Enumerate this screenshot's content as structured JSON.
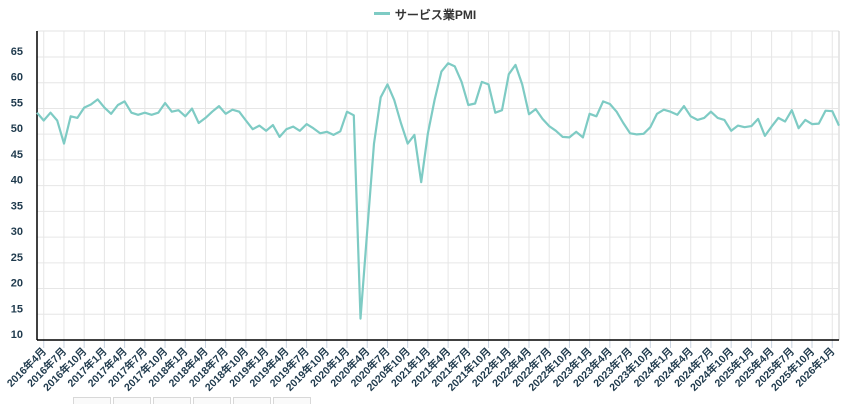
{
  "legend": {
    "label": "サービス業PMI",
    "color": "#7ecbc4"
  },
  "chart_data": {
    "type": "line",
    "title": "",
    "xlabel": "",
    "ylabel": "",
    "ylim": [
      10,
      65
    ],
    "yticks": [
      10,
      15,
      20,
      25,
      30,
      35,
      40,
      45,
      50,
      55,
      60,
      65
    ],
    "grid": true,
    "legend_position": "top-center",
    "x_tick_labels": [
      "2016年4月",
      "2016年7月",
      "2016年10月",
      "2017年1月",
      "2017年4月",
      "2017年7月",
      "2017年10月",
      "2018年1月",
      "2018年4月",
      "2018年7月",
      "2018年10月",
      "2019年1月",
      "2019年4月",
      "2019年7月",
      "2019年10月",
      "2020年1月",
      "2020年4月",
      "2020年7月",
      "2020年10月",
      "2021年1月",
      "2021年4月",
      "2021年7月",
      "2021年10月",
      "2022年1月",
      "2022年4月",
      "2022年7月",
      "2022年10月",
      "2023年1月",
      "2023年4月",
      "2023年7月",
      "2023年10月",
      "2024年1月",
      "2024年4月",
      "2024年7月",
      "2024年10月",
      "2025年1月",
      "2025年4月",
      "2025年7月",
      "2025年10月",
      "2026年1月"
    ],
    "first_period": "2016年3月",
    "series": [
      {
        "name": "サービス業PMI",
        "color": "#7ecbc4",
        "values": [
          53.0,
          51.5,
          53.0,
          51.5,
          47.0,
          52.3,
          52.0,
          54.0,
          54.6,
          55.6,
          54.0,
          52.8,
          54.5,
          55.2,
          53.0,
          52.6,
          53.0,
          52.6,
          53.0,
          54.9,
          53.2,
          53.5,
          52.3,
          53.8,
          51.0,
          52.0,
          53.2,
          54.3,
          52.8,
          53.6,
          53.2,
          51.5,
          49.8,
          50.5,
          49.5,
          50.6,
          48.3,
          49.8,
          50.3,
          49.5,
          50.8,
          50.0,
          49.0,
          49.3,
          48.7,
          49.4,
          53.2,
          52.5,
          13.0,
          30.0,
          47.0,
          56.0,
          58.5,
          55.5,
          51.0,
          47.0,
          48.7,
          39.5,
          49.0,
          55.5,
          61.0,
          62.6,
          62.0,
          59.0,
          54.5,
          54.8,
          59.0,
          58.5,
          53.0,
          53.5,
          60.5,
          62.3,
          58.5,
          52.7,
          53.7,
          51.8,
          50.4,
          49.5,
          48.3,
          48.2,
          49.3,
          48.2,
          52.8,
          52.3,
          55.2,
          54.7,
          53.2,
          51.0,
          49.0,
          48.8,
          48.9,
          50.2,
          52.8,
          53.6,
          53.2,
          52.6,
          54.3,
          52.3,
          51.6,
          52.0,
          53.2,
          52.0,
          51.6,
          49.5,
          50.5,
          50.2,
          50.4,
          51.8,
          48.5,
          50.3,
          52.0,
          51.3,
          53.5,
          50.0,
          51.6,
          50.8,
          50.9,
          53.4,
          53.3,
          50.5
        ]
      }
    ]
  }
}
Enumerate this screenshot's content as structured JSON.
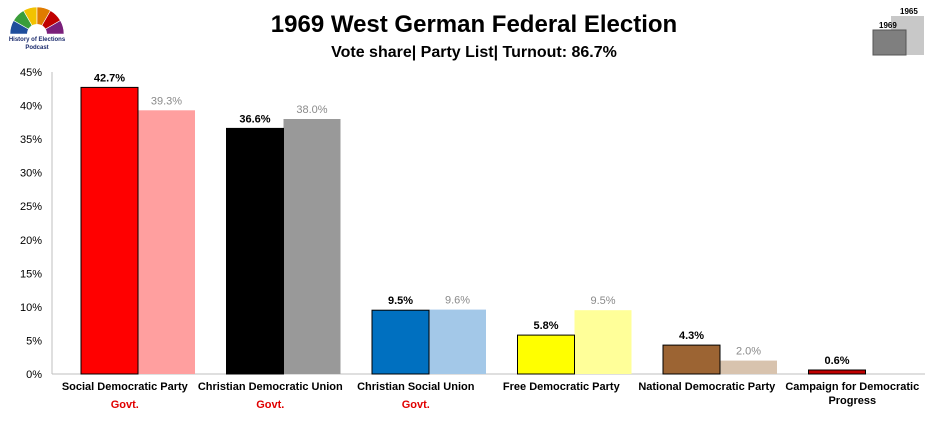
{
  "header": {
    "title": "1969 West German Federal Election",
    "subtitle": "Vote share| Party List| Turnout: 86.7%"
  },
  "logo": {
    "line1": "History of Elections",
    "line2": "Podcast",
    "colors": [
      "#1f4e9c",
      "#3a9d3a",
      "#f2c200",
      "#e07b00",
      "#c00000",
      "#7a1f7a"
    ]
  },
  "legend": {
    "current": "1969",
    "previous": "1965",
    "current_color": "#7f7f7f",
    "previous_color": "#c8c8c8"
  },
  "chart_data": {
    "type": "bar",
    "ylim": [
      0,
      45
    ],
    "yticks": [
      "0%",
      "5%",
      "10%",
      "15%",
      "20%",
      "25%",
      "30%",
      "35%",
      "40%",
      "45%"
    ],
    "categories": [
      "Social Democratic Party",
      "Christian Democratic Union",
      "Christian Social Union",
      "Free Democratic Party",
      "National Democratic Party",
      "Campaign for Democratic Progress"
    ],
    "notes": [
      "Govt.",
      "Govt.",
      "Govt.",
      "",
      "",
      ""
    ],
    "series": [
      {
        "name": "1969",
        "values": [
          42.7,
          36.6,
          9.5,
          5.8,
          4.3,
          0.6
        ],
        "labels": [
          "42.7%",
          "36.6%",
          "9.5%",
          "5.8%",
          "4.3%",
          "0.6%"
        ],
        "colors": [
          "#ff0000",
          "#000000",
          "#0070c0",
          "#ffff00",
          "#9c6433",
          "#c00000"
        ]
      },
      {
        "name": "1965",
        "values": [
          39.3,
          38.0,
          9.6,
          9.5,
          2.0,
          null
        ],
        "labels": [
          "39.3%",
          "38.0%",
          "9.6%",
          "9.5%",
          "2.0%",
          ""
        ],
        "colors": [
          "#ff9f9f",
          "#999999",
          "#a3c8e8",
          "#ffff99",
          "#d8c3ae",
          "#ffffff"
        ]
      }
    ],
    "grid": false,
    "legend_position": "top-right"
  }
}
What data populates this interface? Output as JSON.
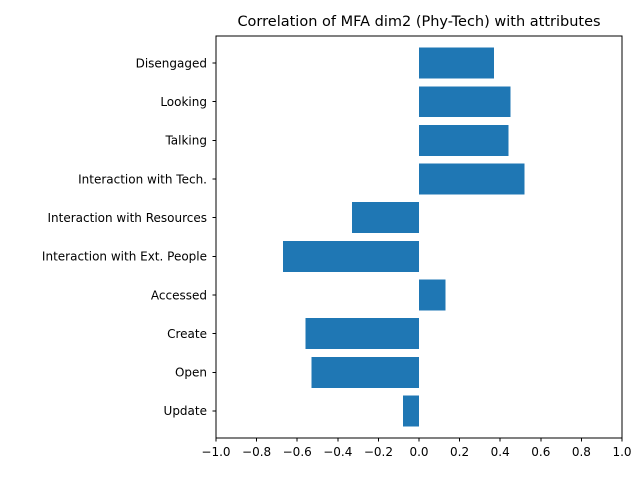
{
  "chart_data": {
    "type": "bar",
    "orientation": "horizontal",
    "title": "Correlation of MFA dim2 (Phy-Tech) with attributes",
    "xlabel": "",
    "ylabel": "",
    "xlim": [
      -1.0,
      1.0
    ],
    "xticks": [
      "−1.0",
      "−0.8",
      "−0.6",
      "−0.4",
      "−0.2",
      "0.0",
      "0.2",
      "0.4",
      "0.6",
      "0.8",
      "1.0"
    ],
    "xtick_values": [
      -1.0,
      -0.8,
      -0.6,
      -0.4,
      -0.2,
      0.0,
      0.2,
      0.4,
      0.6,
      0.8,
      1.0
    ],
    "categories": [
      "Update",
      "Open",
      "Create",
      "Accessed",
      "Interaction with Ext. People",
      "Interaction with Resources",
      "Interaction with Tech.",
      "Talking",
      "Looking",
      "Disengaged"
    ],
    "values": [
      -0.08,
      -0.53,
      -0.56,
      0.13,
      -0.67,
      -0.33,
      0.52,
      0.44,
      0.45,
      0.37
    ],
    "bar_color": "#1f77b4",
    "grid": false,
    "legend": "none"
  }
}
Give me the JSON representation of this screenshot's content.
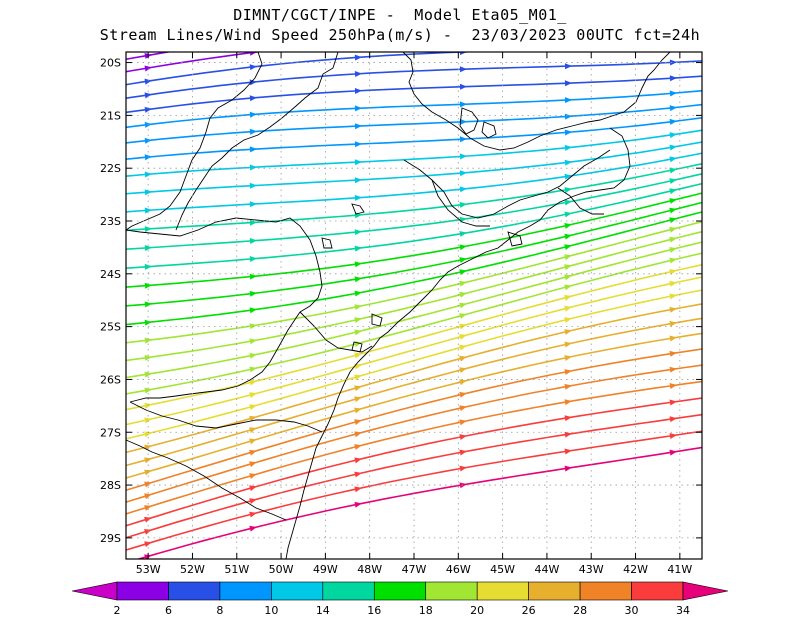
{
  "title": {
    "line1": "DIMNT/CGCT/INPE -  Model Eta05_M01_",
    "line2": "Stream Lines/Wind Speed 250hPa(m/s) -  23/03/2023 00UTC fct=24h"
  },
  "axes": {
    "lat_labels": [
      "20S",
      "21S",
      "22S",
      "23S",
      "24S",
      "25S",
      "26S",
      "27S",
      "28S",
      "29S"
    ],
    "lon_labels": [
      "53W",
      "52W",
      "51W",
      "50W",
      "49W",
      "48W",
      "47W",
      "46W",
      "45W",
      "44W",
      "43W",
      "42W",
      "41W"
    ]
  },
  "colorbar": {
    "labels": [
      "2",
      "6",
      "8",
      "10",
      "14",
      "16",
      "18",
      "20",
      "26",
      "28",
      "30",
      "34"
    ],
    "colors": [
      "#c800c8",
      "#8c00e6",
      "#2850e6",
      "#0096ff",
      "#00c8e6",
      "#00d6a0",
      "#00e000",
      "#a0e632",
      "#e6dc32",
      "#e6af2d",
      "#f08228",
      "#fa3c3c",
      "#e6007a"
    ]
  },
  "map": {
    "coastline_color": "#000000",
    "grid_color": "#9a9a9a",
    "lon_range": [
      -53.5,
      -40.5
    ],
    "lat_range": [
      -29.4,
      -19.8
    ]
  }
}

+ + + + +

» WHAT YOU NEED TO DO
Reproduce all of the material above word for word. Omit the pictures.

» THE OUTPUT
Enumerate this screenshot's content as structured JSON.
{
  "legend": {
    "label": "サービス業PMI",
    "color": "#7ecbc4"
  },
  "chart_data": {
    "type": "line",
    "title": "",
    "xlabel": "",
    "ylabel": "",
    "ylim": [
      10,
      65
    ],
    "yticks": [
      10,
      15,
      20,
      25,
      30,
      35,
      40,
      45,
      50,
      55,
      60,
      65
    ],
    "grid": true,
    "legend_position": "top-center",
    "x_tick_labels": [
      "2016年4月",
      "2016年7月",
      "2016年10月",
      "2017年1月",
      "2017年4月",
      "2017年7月",
      "2017年10月",
      "2018年1月",
      "2018年4月",
      "2018年7月",
      "2018年10月",
      "2019年1月",
      "2019年4月",
      "2019年7月",
      "2019年10月",
      "2020年1月",
      "2020年4月",
      "2020年7月",
      "2020年10月",
      "2021年1月",
      "2021年4月",
      "2021年7月",
      "2021年10月",
      "2022年1月",
      "2022年4月",
      "2022年7月",
      "2022年10月",
      "2023年1月",
      "2023年4月",
      "2023年7月",
      "2023年10月",
      "2024年1月",
      "2024年4月",
      "2024年7月",
      "2024年10月",
      "2025年1月",
      "2025年4月",
      "2025年7月",
      "2025年10月",
      "2026年1月"
    ],
    "first_period": "2016年3月",
    "series": [
      {
        "name": "サービス業PMI",
        "color": "#7ecbc4",
        "values": [
          53.0,
          51.5,
          53.0,
          51.5,
          47.0,
          52.3,
          52.0,
          54.0,
          54.6,
          55.6,
          54.0,
          52.8,
          54.5,
          55.2,
          53.0,
          52.6,
          53.0,
          52.6,
          53.0,
          54.9,
          53.2,
          53.5,
          52.3,
          53.8,
          51.0,
          52.0,
          53.2,
          54.3,
          52.8,
          53.6,
          53.2,
          51.5,
          49.8,
          50.5,
          49.5,
          50.6,
          48.3,
          49.8,
          50.3,
          49.5,
          50.8,
          50.0,
          49.0,
          49.3,
          48.7,
          49.4,
          53.2,
          52.5,
          13.0,
          30.0,
          47.0,
          56.0,
          58.5,
          55.5,
          51.0,
          47.0,
          48.7,
          39.5,
          49.0,
          55.5,
          61.0,
          62.6,
          62.0,
          59.0,
          54.5,
          54.8,
          59.0,
          58.5,
          53.0,
          53.5,
          60.5,
          62.3,
          58.5,
          52.7,
          53.7,
          51.8,
          50.4,
          49.5,
          48.3,
          48.2,
          49.3,
          48.2,
          52.8,
          52.3,
          55.2,
          54.7,
          53.2,
          51.0,
          49.0,
          48.8,
          48.9,
          50.2,
          52.8,
          53.6,
          53.2,
          52.6,
          54.3,
          52.3,
          51.6,
          52.0,
          53.2,
          52.0,
          51.6,
          49.5,
          50.5,
          50.2,
          50.4,
          51.8,
          48.5,
          50.3,
          52.0,
          51.3,
          53.5,
          50.0,
          51.6,
          50.8,
          50.9,
          53.4,
          53.3,
          50.5
        ]
      }
    ]
  }
}
Enumerate this screenshot's content as structured JSON.
{
  "header": {
    "title": "1969 West German Federal Election",
    "subtitle": "Vote share| Party List| Turnout: 86.7%"
  },
  "logo": {
    "line1": "History of Elections",
    "line2": "Podcast",
    "colors": [
      "#1f4e9c",
      "#3a9d3a",
      "#f2c200",
      "#e07b00",
      "#c00000",
      "#7a1f7a"
    ]
  },
  "legend": {
    "current": "1969",
    "previous": "1965",
    "current_color": "#7f7f7f",
    "previous_color": "#c8c8c8"
  },
  "chart_data": {
    "type": "bar",
    "ylim": [
      0,
      45
    ],
    "yticks": [
      "0%",
      "5%",
      "10%",
      "15%",
      "20%",
      "25%",
      "30%",
      "35%",
      "40%",
      "45%"
    ],
    "categories": [
      "Social Democratic Party",
      "Christian Democratic Union",
      "Christian Social Union",
      "Free Democratic Party",
      "National Democratic Party",
      "Campaign for Democratic Progress"
    ],
    "notes": [
      "Govt.",
      "Govt.",
      "Govt.",
      "",
      "",
      ""
    ],
    "series": [
      {
        "name": "1969",
        "values": [
          42.7,
          36.6,
          9.5,
          5.8,
          4.3,
          0.6
        ],
        "labels": [
          "42.7%",
          "36.6%",
          "9.5%",
          "5.8%",
          "4.3%",
          "0.6%"
        ],
        "colors": [
          "#ff0000",
          "#000000",
          "#0070c0",
          "#ffff00",
          "#9c6433",
          "#c00000"
        ]
      },
      {
        "name": "1965",
        "values": [
          39.3,
          38.0,
          9.6,
          9.5,
          2.0,
          null
        ],
        "labels": [
          "39.3%",
          "38.0%",
          "9.6%",
          "9.5%",
          "2.0%",
          ""
        ],
        "colors": [
          "#ff9f9f",
          "#999999",
          "#a3c8e8",
          "#ffff99",
          "#d8c3ae",
          "#ffffff"
        ]
      }
    ],
    "grid": false,
    "legend_position": "top-right"
  }
}
What data populates this interface? Output as JSON.
{
  "chart_data": {
    "type": "bar",
    "orientation": "horizontal",
    "title": "Correlation of MFA dim2 (Phy-Tech) with attributes",
    "xlabel": "",
    "ylabel": "",
    "xlim": [
      -1.0,
      1.0
    ],
    "xticks": [
      "−1.0",
      "−0.8",
      "−0.6",
      "−0.4",
      "−0.2",
      "0.0",
      "0.2",
      "0.4",
      "0.6",
      "0.8",
      "1.0"
    ],
    "xtick_values": [
      -1.0,
      -0.8,
      -0.6,
      -0.4,
      -0.2,
      0.0,
      0.2,
      0.4,
      0.6,
      0.8,
      1.0
    ],
    "categories": [
      "Update",
      "Open",
      "Create",
      "Accessed",
      "Interaction with Ext. People",
      "Interaction with Resources",
      "Interaction with Tech.",
      "Talking",
      "Looking",
      "Disengaged"
    ],
    "values": [
      -0.08,
      -0.53,
      -0.56,
      0.13,
      -0.67,
      -0.33,
      0.52,
      0.44,
      0.45,
      0.37
    ],
    "bar_color": "#1f77b4",
    "grid": false,
    "legend": "none"
  }
}
Give me the JSON representation of this screenshot's content.
{
  "title": {
    "line1": "DIMNT/CGCT/INPE -  Model Eta05_M01_",
    "line2": "Stream Lines/Wind Speed 250hPa(m/s) -  23/03/2023 00UTC fct=24h"
  },
  "axes": {
    "lat_labels": [
      "20S",
      "21S",
      "22S",
      "23S",
      "24S",
      "25S",
      "26S",
      "27S",
      "28S",
      "29S"
    ],
    "lon_labels": [
      "53W",
      "52W",
      "51W",
      "50W",
      "49W",
      "48W",
      "47W",
      "46W",
      "45W",
      "44W",
      "43W",
      "42W",
      "41W"
    ]
  },
  "colorbar": {
    "labels": [
      "2",
      "6",
      "8",
      "10",
      "14",
      "16",
      "18",
      "20",
      "26",
      "28",
      "30",
      "34"
    ],
    "colors": [
      "#c800c8",
      "#8c00e6",
      "#2850e6",
      "#0096ff",
      "#00c8e6",
      "#00d6a0",
      "#00e000",
      "#a0e632",
      "#e6dc32",
      "#e6af2d",
      "#f08228",
      "#fa3c3c",
      "#e6007a"
    ]
  },
  "map": {
    "coastline_color": "#000000",
    "grid_color": "#9a9a9a",
    "lon_range": [
      -53.5,
      -40.5
    ],
    "lat_range": [
      -29.4,
      -19.8
    ]
  }
}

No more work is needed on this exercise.